BEGIN Passage

# APS 2000EF



## Bertie (4 Oct 2013)

Hi,
I am seriously considering buying one of the above to give me increased flow in my Rio 180.
At the moment I have an Eheim Pro 3 250 which runs at 950 lph. The APS is the only one I can afford at the moment but there may be a problem.
I currently use the 16/22 UP Atomiser and the size of the hose for the above is 25/18 has anyone got around this. I was thinking of attaching the hose with Jubilee clips but do not know whether the size difference would be too much for that.
Any one using this filter with this Atomiser?


----------



## krazypara3165 (4 Oct 2013)

I run two of them on my discus tank. They are not the greatest but they can turnover a fair chunk of water and mine have been running for a year. I doubt a jubilee clip would work and even if it did it would serioulsly reduce flow. Best option is to get a y splitter and split the piping to two smaller sizes to fit on your atomiser and then another splitter to merge back to the original size. Thats what I have done for my inline hydor. The splitters can be found in shops selling pond equipment.

END Passage
BEGIN Data segment

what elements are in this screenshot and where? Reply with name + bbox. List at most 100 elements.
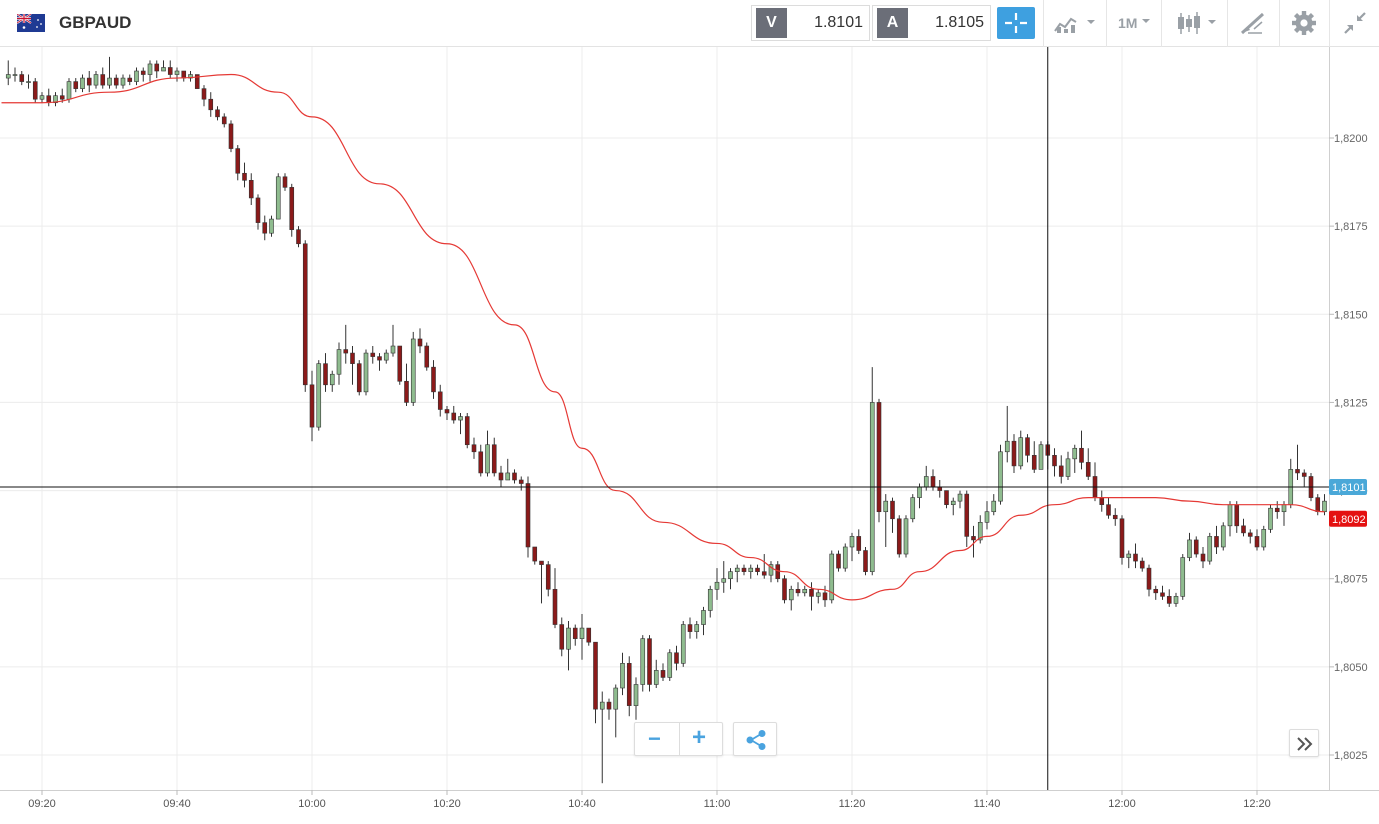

END Data segment

**Stated task**
Rename "discus tank" to "planted tank" in the APS 2000EF thread, giving the text between "## krazypara3165 (4" and "selling pond equipment.", inclusive, with that change.

**Answer for the task**
## krazypara3165 (4 Oct 2013)

I run two of them on my planted tank. They are not the greatest but they can turnover a fair chunk of water and mine have been running for a year. I doubt a jubilee clip would work and even if it did it would serioulsly reduce flow. Best option is to get a y splitter and split the piping to two smaller sizes to fit on your atomiser and then another splitter to merge back to the original size. Thats what I have done for my inline hydor. The splitters can be found in shops selling pond equipment.